===== TASK DATA =====

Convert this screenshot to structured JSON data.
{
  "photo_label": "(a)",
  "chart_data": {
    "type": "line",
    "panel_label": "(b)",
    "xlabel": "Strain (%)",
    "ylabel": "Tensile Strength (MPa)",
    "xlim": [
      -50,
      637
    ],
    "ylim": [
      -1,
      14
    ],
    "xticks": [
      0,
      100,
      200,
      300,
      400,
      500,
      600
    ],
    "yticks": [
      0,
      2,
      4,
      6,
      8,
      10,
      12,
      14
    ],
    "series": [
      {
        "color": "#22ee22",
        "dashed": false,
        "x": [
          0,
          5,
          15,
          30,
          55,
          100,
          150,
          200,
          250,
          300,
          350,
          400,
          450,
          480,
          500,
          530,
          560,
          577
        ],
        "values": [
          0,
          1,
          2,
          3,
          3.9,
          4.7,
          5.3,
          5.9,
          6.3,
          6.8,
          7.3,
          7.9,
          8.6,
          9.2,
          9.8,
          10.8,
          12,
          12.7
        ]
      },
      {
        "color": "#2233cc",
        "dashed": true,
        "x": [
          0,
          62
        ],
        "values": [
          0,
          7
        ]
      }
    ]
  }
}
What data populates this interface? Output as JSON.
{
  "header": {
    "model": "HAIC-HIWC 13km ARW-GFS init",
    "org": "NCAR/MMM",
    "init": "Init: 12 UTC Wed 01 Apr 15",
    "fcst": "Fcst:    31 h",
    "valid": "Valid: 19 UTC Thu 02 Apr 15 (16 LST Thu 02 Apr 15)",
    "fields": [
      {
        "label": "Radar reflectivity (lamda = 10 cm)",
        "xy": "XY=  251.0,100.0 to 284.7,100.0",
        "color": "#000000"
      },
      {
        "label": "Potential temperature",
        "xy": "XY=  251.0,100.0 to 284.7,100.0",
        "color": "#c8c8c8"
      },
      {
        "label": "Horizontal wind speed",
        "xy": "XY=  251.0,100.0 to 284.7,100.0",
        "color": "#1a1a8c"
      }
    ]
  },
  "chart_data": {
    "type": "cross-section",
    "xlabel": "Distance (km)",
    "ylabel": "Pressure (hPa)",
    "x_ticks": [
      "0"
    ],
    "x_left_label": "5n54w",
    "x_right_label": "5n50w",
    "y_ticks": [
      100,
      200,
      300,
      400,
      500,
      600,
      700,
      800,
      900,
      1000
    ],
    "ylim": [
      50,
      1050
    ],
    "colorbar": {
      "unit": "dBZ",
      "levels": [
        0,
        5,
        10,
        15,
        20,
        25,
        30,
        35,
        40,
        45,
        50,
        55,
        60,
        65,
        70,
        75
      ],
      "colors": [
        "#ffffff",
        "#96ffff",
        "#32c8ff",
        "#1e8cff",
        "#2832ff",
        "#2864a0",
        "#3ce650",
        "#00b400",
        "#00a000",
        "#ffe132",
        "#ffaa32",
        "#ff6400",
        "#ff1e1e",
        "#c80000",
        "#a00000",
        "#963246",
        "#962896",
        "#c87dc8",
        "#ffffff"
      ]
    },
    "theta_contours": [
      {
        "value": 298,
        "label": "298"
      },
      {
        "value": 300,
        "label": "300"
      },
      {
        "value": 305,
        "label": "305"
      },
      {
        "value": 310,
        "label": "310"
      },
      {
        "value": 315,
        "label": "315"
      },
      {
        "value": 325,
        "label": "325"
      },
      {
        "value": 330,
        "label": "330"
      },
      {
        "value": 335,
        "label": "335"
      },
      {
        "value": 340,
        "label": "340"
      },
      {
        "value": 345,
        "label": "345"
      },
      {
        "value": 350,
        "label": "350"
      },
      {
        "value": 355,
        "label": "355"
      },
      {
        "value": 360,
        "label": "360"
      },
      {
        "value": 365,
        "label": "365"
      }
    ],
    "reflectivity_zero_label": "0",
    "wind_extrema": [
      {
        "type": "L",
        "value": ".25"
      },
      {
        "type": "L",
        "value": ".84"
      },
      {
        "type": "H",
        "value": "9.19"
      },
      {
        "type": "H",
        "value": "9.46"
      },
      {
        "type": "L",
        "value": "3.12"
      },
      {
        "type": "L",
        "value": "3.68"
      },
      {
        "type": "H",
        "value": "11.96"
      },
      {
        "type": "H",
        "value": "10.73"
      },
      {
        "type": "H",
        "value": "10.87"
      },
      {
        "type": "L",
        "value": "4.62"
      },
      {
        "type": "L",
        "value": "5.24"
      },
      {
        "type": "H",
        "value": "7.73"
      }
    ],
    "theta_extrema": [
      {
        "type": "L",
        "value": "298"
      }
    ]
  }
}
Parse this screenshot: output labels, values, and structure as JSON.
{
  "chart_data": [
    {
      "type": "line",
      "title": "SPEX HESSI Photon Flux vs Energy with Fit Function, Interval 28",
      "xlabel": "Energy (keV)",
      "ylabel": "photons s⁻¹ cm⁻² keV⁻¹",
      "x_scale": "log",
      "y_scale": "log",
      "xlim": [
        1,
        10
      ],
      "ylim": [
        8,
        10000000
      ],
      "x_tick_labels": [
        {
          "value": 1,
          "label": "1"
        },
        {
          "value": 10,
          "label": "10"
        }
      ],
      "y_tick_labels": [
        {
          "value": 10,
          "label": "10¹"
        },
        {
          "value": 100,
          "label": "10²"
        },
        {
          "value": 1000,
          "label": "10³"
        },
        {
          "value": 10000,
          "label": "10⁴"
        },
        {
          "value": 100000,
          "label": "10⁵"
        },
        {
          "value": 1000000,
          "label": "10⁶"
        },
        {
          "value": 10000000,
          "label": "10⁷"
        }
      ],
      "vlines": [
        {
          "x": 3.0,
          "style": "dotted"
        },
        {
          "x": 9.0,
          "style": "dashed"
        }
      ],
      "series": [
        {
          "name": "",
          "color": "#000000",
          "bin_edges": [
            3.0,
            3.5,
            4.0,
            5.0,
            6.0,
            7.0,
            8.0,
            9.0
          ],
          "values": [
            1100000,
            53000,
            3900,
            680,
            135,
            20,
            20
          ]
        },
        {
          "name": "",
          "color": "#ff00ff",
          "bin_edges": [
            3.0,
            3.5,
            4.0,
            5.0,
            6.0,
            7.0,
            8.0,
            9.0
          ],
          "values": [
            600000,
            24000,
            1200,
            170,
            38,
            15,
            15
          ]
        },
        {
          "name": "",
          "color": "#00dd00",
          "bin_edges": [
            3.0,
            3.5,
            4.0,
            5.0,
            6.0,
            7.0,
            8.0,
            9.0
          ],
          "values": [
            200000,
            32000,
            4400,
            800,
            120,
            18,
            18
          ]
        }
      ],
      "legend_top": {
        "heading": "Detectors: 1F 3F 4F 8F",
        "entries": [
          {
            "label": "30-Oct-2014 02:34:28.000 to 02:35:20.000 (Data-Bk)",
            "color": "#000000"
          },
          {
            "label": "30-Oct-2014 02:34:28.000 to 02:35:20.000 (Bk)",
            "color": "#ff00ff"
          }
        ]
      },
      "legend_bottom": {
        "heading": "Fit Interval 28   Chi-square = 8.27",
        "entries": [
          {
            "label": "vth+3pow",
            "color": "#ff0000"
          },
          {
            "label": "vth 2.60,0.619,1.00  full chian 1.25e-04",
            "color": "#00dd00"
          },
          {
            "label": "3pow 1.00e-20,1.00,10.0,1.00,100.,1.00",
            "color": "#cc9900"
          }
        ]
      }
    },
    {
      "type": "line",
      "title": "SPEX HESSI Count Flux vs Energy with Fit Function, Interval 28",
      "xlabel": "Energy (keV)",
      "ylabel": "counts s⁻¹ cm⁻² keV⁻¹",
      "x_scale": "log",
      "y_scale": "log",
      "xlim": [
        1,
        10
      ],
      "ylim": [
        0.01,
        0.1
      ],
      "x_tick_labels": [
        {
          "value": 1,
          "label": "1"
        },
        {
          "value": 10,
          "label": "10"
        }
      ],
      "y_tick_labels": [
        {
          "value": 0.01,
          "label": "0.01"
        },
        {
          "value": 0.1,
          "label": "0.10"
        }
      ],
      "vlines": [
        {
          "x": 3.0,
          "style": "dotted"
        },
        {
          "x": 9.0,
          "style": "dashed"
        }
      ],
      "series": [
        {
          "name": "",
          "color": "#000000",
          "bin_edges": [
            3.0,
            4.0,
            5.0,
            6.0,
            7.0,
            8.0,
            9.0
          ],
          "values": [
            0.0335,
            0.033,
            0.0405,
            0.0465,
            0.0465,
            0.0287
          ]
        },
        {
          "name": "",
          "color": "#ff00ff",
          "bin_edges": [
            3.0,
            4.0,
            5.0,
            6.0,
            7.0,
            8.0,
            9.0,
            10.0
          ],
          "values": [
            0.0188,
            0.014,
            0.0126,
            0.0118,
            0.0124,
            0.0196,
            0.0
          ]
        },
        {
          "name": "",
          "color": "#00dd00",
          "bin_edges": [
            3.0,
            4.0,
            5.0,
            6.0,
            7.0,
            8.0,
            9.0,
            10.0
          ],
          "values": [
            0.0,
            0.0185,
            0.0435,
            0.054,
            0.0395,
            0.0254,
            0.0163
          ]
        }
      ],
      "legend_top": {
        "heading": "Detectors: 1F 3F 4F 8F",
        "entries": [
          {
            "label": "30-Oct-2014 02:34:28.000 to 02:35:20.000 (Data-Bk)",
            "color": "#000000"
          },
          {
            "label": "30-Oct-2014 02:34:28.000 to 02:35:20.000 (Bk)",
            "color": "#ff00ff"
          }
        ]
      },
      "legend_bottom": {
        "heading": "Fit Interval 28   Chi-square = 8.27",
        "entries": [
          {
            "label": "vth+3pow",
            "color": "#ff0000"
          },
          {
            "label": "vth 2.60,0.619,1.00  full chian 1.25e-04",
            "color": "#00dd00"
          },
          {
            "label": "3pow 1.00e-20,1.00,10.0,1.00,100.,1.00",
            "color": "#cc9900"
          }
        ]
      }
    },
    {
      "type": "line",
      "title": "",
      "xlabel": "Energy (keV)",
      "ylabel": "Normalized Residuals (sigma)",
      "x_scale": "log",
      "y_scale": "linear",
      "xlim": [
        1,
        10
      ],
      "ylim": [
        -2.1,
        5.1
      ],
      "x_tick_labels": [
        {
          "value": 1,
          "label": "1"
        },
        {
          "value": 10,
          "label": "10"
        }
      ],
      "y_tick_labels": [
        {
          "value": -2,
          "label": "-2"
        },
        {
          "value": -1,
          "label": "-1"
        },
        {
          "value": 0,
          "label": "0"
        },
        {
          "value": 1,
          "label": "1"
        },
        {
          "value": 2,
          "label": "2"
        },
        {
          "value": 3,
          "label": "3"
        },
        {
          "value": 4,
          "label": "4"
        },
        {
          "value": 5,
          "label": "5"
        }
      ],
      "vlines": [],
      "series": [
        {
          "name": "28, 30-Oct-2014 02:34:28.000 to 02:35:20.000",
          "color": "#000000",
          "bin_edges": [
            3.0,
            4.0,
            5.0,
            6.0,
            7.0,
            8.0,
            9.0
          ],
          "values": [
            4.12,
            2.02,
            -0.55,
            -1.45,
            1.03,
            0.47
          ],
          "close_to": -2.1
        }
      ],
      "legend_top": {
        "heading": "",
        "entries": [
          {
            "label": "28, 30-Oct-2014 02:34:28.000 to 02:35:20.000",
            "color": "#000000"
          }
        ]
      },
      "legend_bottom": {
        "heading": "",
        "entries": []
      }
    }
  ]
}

=====

> [WHAT YOU NEED TO DO]: Gather up the lines containing the word "init" from these records and copy them.

> [THE ANSWER]:
    "model": "HAIC-HIWC 13km ARW-GFS init",
    "init": "Init: 12 UTC Wed 01 Apr 15",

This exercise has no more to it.